▶ GOAL
Please lay out the records below as a Markdown table with the columns "Row" and "Content," numbering each non-blank line in order and skipping blank lines. Leave the pictures out of the table.
— Begin GIVEN DATA —
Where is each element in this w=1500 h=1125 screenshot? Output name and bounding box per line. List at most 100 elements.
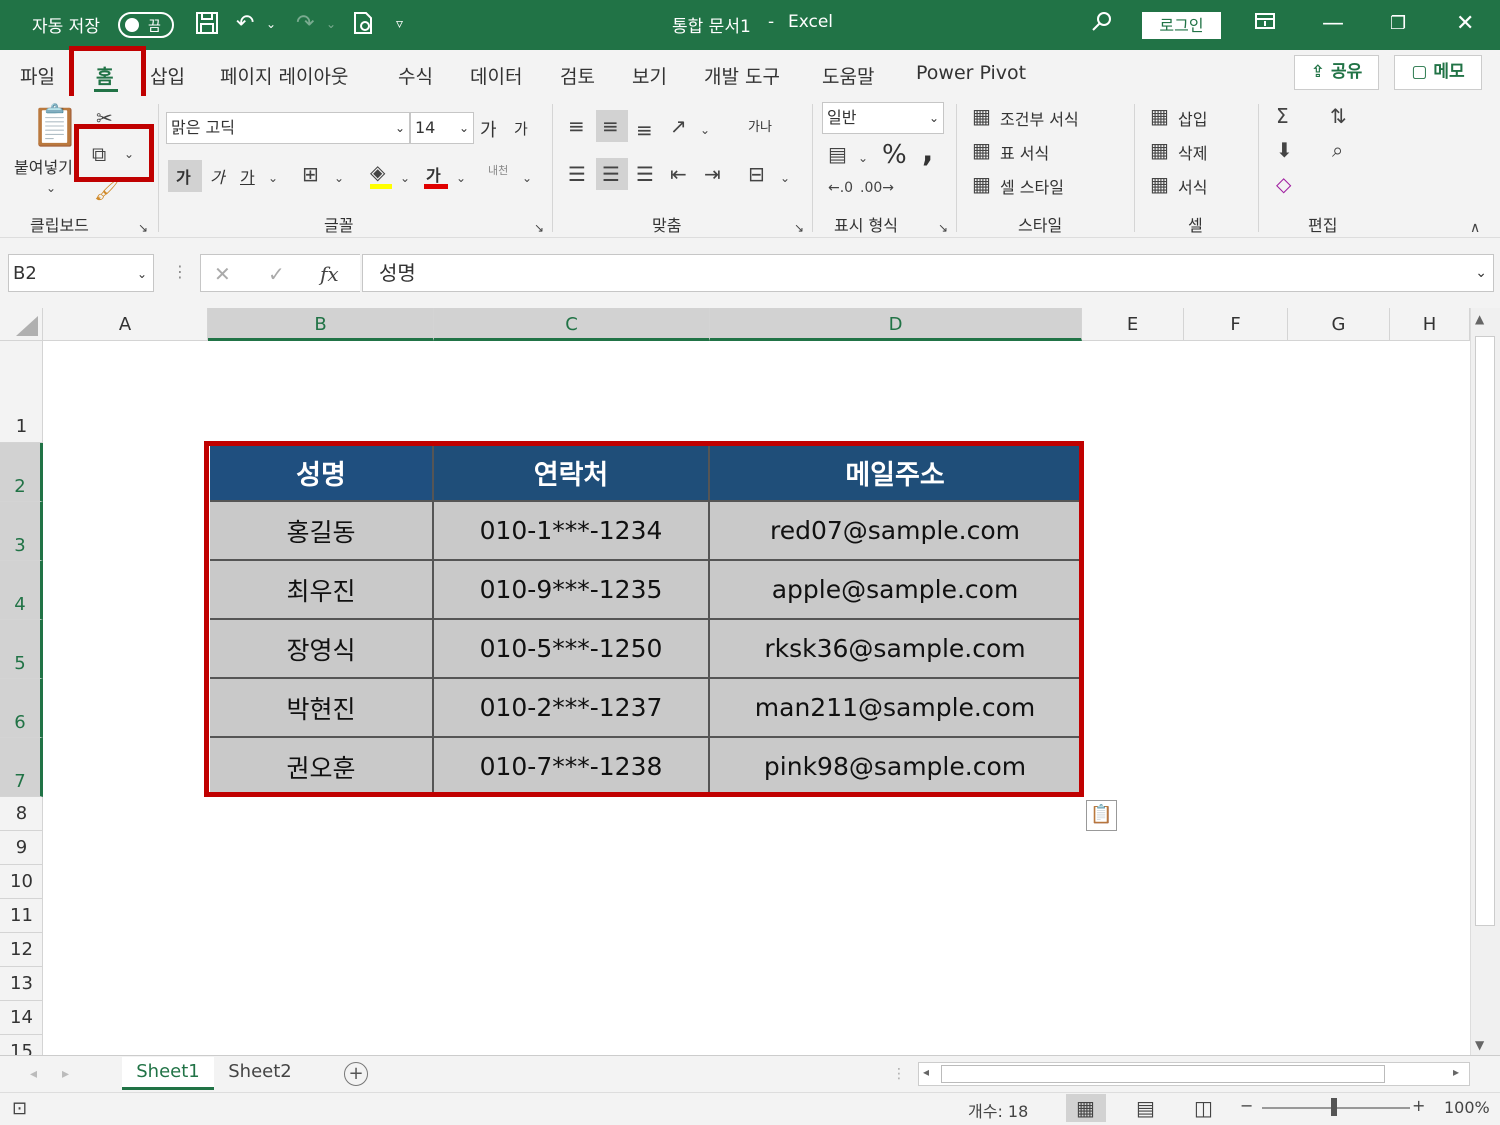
- align-left-icon[interactable]: ☰: [568, 162, 586, 186]
- shrink-font-button[interactable]: 가: [514, 118, 528, 139]
- accounting-format-icon[interactable]: ▤: [828, 142, 847, 166]
- more-options-icon[interactable]: ⋮: [172, 260, 188, 284]
- autosave-toggle[interactable]: 끔: [118, 12, 174, 38]
- row-header-11[interactable]: 11: [0, 899, 43, 933]
- sort-filter-icon[interactable]: ⇅: [1330, 104, 1347, 128]
- paste-dropdown-icon[interactable]: ⌄: [46, 176, 56, 200]
- row-header-12[interactable]: 12: [0, 933, 43, 967]
- row-header-14[interactable]: 14: [0, 1001, 43, 1035]
- macro-record-icon[interactable]: ⊡: [12, 1097, 27, 1121]
- prev-sheet-icon[interactable]: ◂: [30, 1062, 37, 1086]
- autosum-icon[interactable]: Σ: [1276, 104, 1289, 128]
- clear-icon[interactable]: ◇: [1276, 172, 1291, 196]
- zoom-out-icon[interactable]: −: [1240, 1094, 1253, 1118]
- column-header-d[interactable]: D: [710, 308, 1082, 341]
- vertical-scroll-thumb[interactable]: [1475, 336, 1495, 926]
- merge-dropdown-icon[interactable]: ⌄: [780, 166, 790, 190]
- scroll-right-icon[interactable]: ▸: [1453, 1065, 1459, 1079]
- orientation-icon[interactable]: ↗: [670, 114, 687, 138]
- zoom-level[interactable]: 100%: [1444, 1098, 1490, 1117]
- orientation-dropdown-icon[interactable]: ⌄: [700, 118, 710, 142]
- phonetic-button[interactable]: 내천: [488, 162, 508, 178]
- vertical-scrollbar[interactable]: ▲ ▼: [1470, 308, 1500, 1058]
- tab-view[interactable]: 보기: [632, 62, 667, 89]
- border-dropdown-icon[interactable]: ⌄: [334, 166, 344, 190]
- horizontal-scrollbar[interactable]: ◂ ▸: [918, 1062, 1470, 1086]
- login-button[interactable]: 로그인: [1142, 12, 1221, 39]
- merge-center-icon[interactable]: ⊟: [748, 162, 765, 186]
- insert-cells-button[interactable]: 삽입: [1178, 106, 1207, 130]
- row-header-5[interactable]: 5: [0, 620, 43, 679]
- tab-review[interactable]: 검토: [560, 62, 595, 89]
- next-sheet-icon[interactable]: ▸: [62, 1062, 69, 1086]
- page-layout-view-icon[interactable]: ▤: [1136, 1096, 1155, 1120]
- cancel-icon[interactable]: ✕: [214, 262, 231, 286]
- memo-button[interactable]: ▢ 메모: [1394, 55, 1482, 90]
- scroll-left-icon[interactable]: ◂: [923, 1065, 929, 1079]
- zoom-slider-thumb[interactable]: [1331, 1098, 1337, 1116]
- underline-dropdown-icon[interactable]: ⌄: [268, 166, 278, 190]
- fill-dropdown-icon[interactable]: ⌄: [400, 166, 410, 190]
- search-icon[interactable]: [1090, 10, 1114, 42]
- column-header-b[interactable]: B: [208, 308, 434, 341]
- column-header-a[interactable]: A: [43, 308, 208, 341]
- insert-cells-icon[interactable]: ▦: [1150, 104, 1169, 128]
- conditional-format-button[interactable]: 조건부 서식: [1000, 106, 1079, 130]
- formula-input[interactable]: 성명 ⌄: [362, 254, 1494, 292]
- format-as-table-icon[interactable]: ▦: [972, 138, 991, 162]
- paste-label[interactable]: 붙여넣기: [14, 154, 73, 178]
- italic-button[interactable]: 가: [210, 164, 225, 188]
- cell-styles-button[interactable]: 셀 스타일: [1000, 174, 1064, 198]
- font-size-select[interactable]: 14 ⌄: [410, 112, 474, 144]
- undo-icon[interactable]: ↶: [236, 10, 254, 38]
- row-header-6[interactable]: 6: [0, 679, 43, 738]
- border-icon[interactable]: ⊞: [302, 162, 319, 186]
- tab-help[interactable]: 도움말: [822, 62, 874, 89]
- tab-data[interactable]: 데이터: [470, 62, 522, 89]
- column-header-e[interactable]: E: [1082, 308, 1184, 341]
- splitter-icon[interactable]: ⋮: [892, 1062, 906, 1086]
- align-bottom-icon[interactable]: ≡: [636, 118, 653, 142]
- redo-dropdown-icon[interactable]: ⌄: [326, 10, 336, 38]
- row-header-4[interactable]: 4: [0, 561, 43, 620]
- align-top-icon[interactable]: ≡: [568, 114, 585, 138]
- row-header-9[interactable]: 9: [0, 831, 43, 865]
- decrease-decimal-icon[interactable]: .00→: [860, 176, 894, 200]
- fill-color-icon[interactable]: ◈: [370, 160, 385, 184]
- collapse-ribbon-icon[interactable]: ∧: [1470, 216, 1480, 240]
- row-header-2[interactable]: 2: [0, 443, 43, 502]
- scroll-down-icon[interactable]: ▼: [1475, 1038, 1484, 1052]
- phonetic-dropdown-icon[interactable]: ⌄: [522, 166, 532, 190]
- font-name-select[interactable]: 맑은 고딕 ⌄: [166, 112, 410, 144]
- tab-power-pivot[interactable]: Power Pivot: [916, 62, 1026, 84]
- save-icon[interactable]: [194, 10, 220, 44]
- tab-insert[interactable]: 삽입: [150, 62, 185, 89]
- tab-page-layout[interactable]: 페이지 레이아웃: [220, 62, 348, 89]
- increase-indent-icon[interactable]: ⇥: [704, 162, 721, 186]
- row-header-8[interactable]: 8: [0, 797, 43, 831]
- font-launcher-icon[interactable]: ↘: [534, 216, 544, 240]
- page-break-view-icon[interactable]: ◫: [1194, 1096, 1213, 1120]
- sheet-tab-sheet1[interactable]: Sheet1: [122, 1057, 214, 1090]
- redo-icon[interactable]: ↷: [296, 10, 314, 38]
- delete-cells-button[interactable]: 삭제: [1178, 140, 1207, 164]
- accounting-dropdown-icon[interactable]: ⌄: [858, 146, 868, 170]
- row-header-1[interactable]: 1: [0, 341, 43, 443]
- alignment-launcher-icon[interactable]: ↘: [794, 216, 804, 240]
- column-header-f[interactable]: F: [1184, 308, 1288, 341]
- row-header-10[interactable]: 10: [0, 865, 43, 899]
- zoom-in-icon[interactable]: +: [1412, 1094, 1425, 1118]
- format-as-table-button[interactable]: 표 서식: [1000, 140, 1049, 164]
- column-header-g[interactable]: G: [1288, 308, 1390, 341]
- insert-function-button[interactable]: fx: [320, 262, 339, 286]
- align-right-icon[interactable]: ☰: [636, 162, 654, 186]
- find-select-icon[interactable]: ⌕: [1332, 138, 1343, 162]
- column-header-h[interactable]: H: [1390, 308, 1470, 341]
- select-all-button[interactable]: [0, 308, 43, 341]
- name-box[interactable]: B2 ⌄: [8, 254, 154, 292]
- paste-icon[interactable]: 📋: [30, 104, 80, 148]
- tab-formulas[interactable]: 수식: [398, 62, 433, 89]
- cell-styles-icon[interactable]: ▦: [972, 172, 991, 196]
- minimize-icon[interactable]: —: [1322, 10, 1344, 38]
- add-sheet-icon[interactable]: +: [344, 1062, 368, 1086]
— End GIVEN DATA —
▶ OUTPUT OF THE TASK
| Row | Content |
|---|---|
| 1 | Where is each element in this w=1500 h=1125 screenshot? Output name and bounding box per line. List at most 100 elements. |
| 2 | - align-left-icon[interactable]: ☰: [568, 162, 586, 186] |
| 3 | - shrink-font-button[interactable]: 가: [514, 118, 528, 139] |
| 4 | - accounting-format-icon[interactable]: ▤: [828, 142, 847, 166] |
| 5 | - more-options-icon[interactable]: ⋮: [172, 260, 188, 284] |
| 6 | - autosave-toggle[interactable]: 끔: [118, 12, 174, 38] |
| 7 | - row-header-11[interactable]: 11: [0, 899, 43, 933] |
| 8 | - sort-filter-icon[interactable]: ⇅: [1330, 104, 1347, 128] |
| 9 | - paste-dropdown-icon[interactable]: ⌄: [46, 176, 56, 200] |
| 10 | - row-header-12[interactable]: 12: [0, 933, 43, 967] |
| 11 | - row-header-14[interactable]: 14: [0, 1001, 43, 1035] |
| 12 | - macro-record-icon[interactable]: ⊡: [12, 1097, 27, 1121] |
| 13 | - prev-sheet-icon[interactable]: ◂: [30, 1062, 37, 1086] |
| 14 | - autosum-icon[interactable]: Σ: [1276, 104, 1289, 128] |
| 15 | - clear-icon[interactable]: ◇: [1276, 172, 1291, 196] |
| 16 | - zoom-out-icon[interactable]: −: [1240, 1094, 1253, 1118] |
| 17 | - column-header-d[interactable]: D: [710, 308, 1082, 341] |
| 18 | - vertical-scroll-thumb[interactable]: [1475, 336, 1495, 926] |
| 19 | - merge-dropdown-icon[interactable]: ⌄: [780, 166, 790, 190] |
| 20 | - scroll-right-icon[interactable]: ▸: [1453, 1065, 1459, 1079] |
| 21 | - orientation-icon[interactable]: ↗: [670, 114, 687, 138] |
| 22 | - zoom-level[interactable]: 100%: [1444, 1098, 1490, 1117] |
| 23 | - orientation-dropdown-icon[interactable]: ⌄: [700, 118, 710, 142] |
| 24 | - phonetic-button[interactable]: 내천: [488, 162, 508, 178] |
| 25 | - vertical-scrollbar[interactable]: ▲ ▼: [1470, 308, 1500, 1058] |
| 26 | - tab-view[interactable]: 보기: [632, 62, 667, 89] |
| 27 | - border-dropdown-icon[interactable]: ⌄: [334, 166, 344, 190] |
| 28 | - horizontal-scrollbar[interactable]: ◂ ▸: [918, 1062, 1470, 1086] |
| 29 | - login-button[interactable]: 로그인: [1142, 12, 1221, 39] |
| 30 | - merge-center-icon[interactable]: ⊟: [748, 162, 765, 186] |
| 31 | - insert-cells-button[interactable]: 삽입: [1178, 106, 1207, 130] |
| 32 | - row-header-5[interactable]: 5: [0, 620, 43, 679] |
| 33 | - tab-review[interactable]: 검토: [560, 62, 595, 89] |
| 34 | - next-sheet-icon[interactable]: ▸: [62, 1062, 69, 1086] |
| 35 | - page-layout-view-icon[interactable]: ▤: [1136, 1096, 1155, 1120] |
| 36 | - cancel-icon[interactable]: ✕: [214, 262, 231, 286] |
| 37 | - memo-button[interactable]: ▢ 메모: [1394, 55, 1482, 90] |
| 38 | - scroll-left-icon[interactable]: ◂: [923, 1065, 929, 1079] |
| 39 | - zoom-slider-thumb[interactable]: [1331, 1098, 1337, 1116] |
| 40 | - underline-dropdown-icon[interactable]: ⌄: [268, 166, 278, 190] |
| 41 | - fill-dropdown-icon[interactable]: ⌄: [400, 166, 410, 190] |
| 42 | - search-icon[interactable]: [1090, 10, 1114, 42] |
| 43 | - column-header-b[interactable]: B: [208, 308, 434, 341] |
| 44 | - column-header-a[interactable]: A: [43, 308, 208, 341] |
| 45 | - insert-cells-icon[interactable]: ▦: [1150, 104, 1169, 128] |
| 46 | - conditional-format-button[interactable]: 조건부 서식: [1000, 106, 1079, 130] |
| 47 | - formula-input[interactable]: 성명 ⌄: [362, 254, 1494, 292] |
| 48 | - format-as-table-icon[interactable]: ▦: [972, 138, 991, 162] |
| 49 | - paste-label[interactable]: 붙여넣기: [14, 154, 73, 178] |
| 50 | - italic-button[interactable]: 가: [210, 164, 225, 188] |
| 51 | - cell-styles-button[interactable]: 셀 스타일: [1000, 174, 1064, 198] |
| 52 | - font-size-select[interactable]: 14 ⌄: [410, 112, 474, 144] |
| 53 | - undo-icon[interactable]: ↶: [236, 10, 254, 38] |
| 54 | - row-header-6[interactable]: 6: [0, 679, 43, 738] |
| 55 | - border-icon[interactable]: ⊞: [302, 162, 319, 186] |
| 56 | - tab-help[interactable]: 도움말: [822, 62, 874, 89] |
| 57 | - tab-data[interactable]: 데이터: [470, 62, 522, 89] |
| 58 | - column-header-e[interactable]: E: [1082, 308, 1184, 341] |
| 59 | - splitter-icon[interactable]: ⋮: [892, 1062, 906, 1086] |
| 60 | - align-bottom-icon[interactable]: ≡: [636, 118, 653, 142] |
| 61 | - redo-dropdown-icon[interactable]: ⌄: [326, 10, 336, 38] |
| 62 | - row-header-4[interactable]: 4: [0, 561, 43, 620] |
| 63 | - align-top-icon[interactable]: ≡: [568, 114, 585, 138] |
| 64 | - row-header-9[interactable]: 9: [0, 831, 43, 865] |
| 65 | - decrease-decimal-icon[interactable]: .00→: [860, 176, 894, 200] |
| 66 | - fill-color-icon[interactable]: ◈: [370, 160, 385, 184] |
| 67 | - collapse-ribbon-icon[interactable]: ∧: [1470, 216, 1480, 240] |
| 68 | - row-header-2[interactable]: 2: [0, 443, 43, 502] |
| 69 | - scroll-down-icon[interactable]: ▼: [1475, 1038, 1484, 1052] |
| 70 | - phonetic-dropdown-icon[interactable]: ⌄: [522, 166, 532, 190] |
| 71 | - font-name-select[interactable]: 맑은 고딕 ⌄: [166, 112, 410, 144] |
| 72 | - tab-power-pivot[interactable]: Power Pivot: [916, 62, 1026, 84] |
| 73 | - save-icon[interactable]: [194, 10, 220, 44] |
| 74 | - tab-insert[interactable]: 삽입: [150, 62, 185, 89] |
| 75 | - tab-page-layout[interactable]: 페이지 레이아웃: [220, 62, 348, 89] |
| 76 | - increase-indent-icon[interactable]: ⇥: [704, 162, 721, 186] |
| 77 | - row-header-8[interactable]: 8: [0, 797, 43, 831] |
| 78 | - font-launcher-icon[interactable]: ↘: [534, 216, 544, 240] |
| 79 | - page-break-view-icon[interactable]: ◫: [1194, 1096, 1213, 1120] |
| 80 | - sheet-tab-sheet1[interactable]: Sheet1: [122, 1057, 214, 1090] |
| 81 | - redo-icon[interactable]: ↷: [296, 10, 314, 38] |
| 82 | - delete-cells-button[interactable]: 삭제: [1178, 140, 1207, 164] |
| 83 | - accounting-dropdown-icon[interactable]: ⌄: [858, 146, 868, 170] |
| 84 | - row-header-1[interactable]: 1: [0, 341, 43, 443] |
| 85 | - alignment-launcher-icon[interactable]: ↘: [794, 216, 804, 240] |
| 86 | - column-header-f[interactable]: F: [1184, 308, 1288, 341] |
| 87 | - row-header-10[interactable]: 10: [0, 865, 43, 899] |
| 88 | - zoom-in-icon[interactable]: +: [1412, 1094, 1425, 1118] |
| 89 | - format-as-table-button[interactable]: 표 서식: [1000, 140, 1049, 164] |
| 90 | - column-header-g[interactable]: G: [1288, 308, 1390, 341] |
| 91 | - insert-function-button[interactable]: fx: [320, 262, 339, 286] |
| 92 | - align-right-icon[interactable]: ☰: [636, 162, 654, 186] |
| 93 | - find-select-icon[interactable]: ⌕: [1332, 138, 1343, 162] |
| 94 | - column-header-h[interactable]: H: [1390, 308, 1470, 341] |
| 95 | - select-all-button[interactable]: [0, 308, 43, 341] |
| 96 | - name-box[interactable]: B2 ⌄: [8, 254, 154, 292] |
| 97 | - paste-icon[interactable]: 📋: [30, 104, 80, 148] |
| 98 | - tab-formulas[interactable]: 수식: [398, 62, 433, 89] |
| 99 | - cell-styles-icon[interactable]: ▦: [972, 172, 991, 196] |
| 100 | - minimize-icon[interactable]: —: [1322, 10, 1344, 38] |
| 101 | - add-sheet-icon[interactable]: +: [344, 1062, 368, 1086] |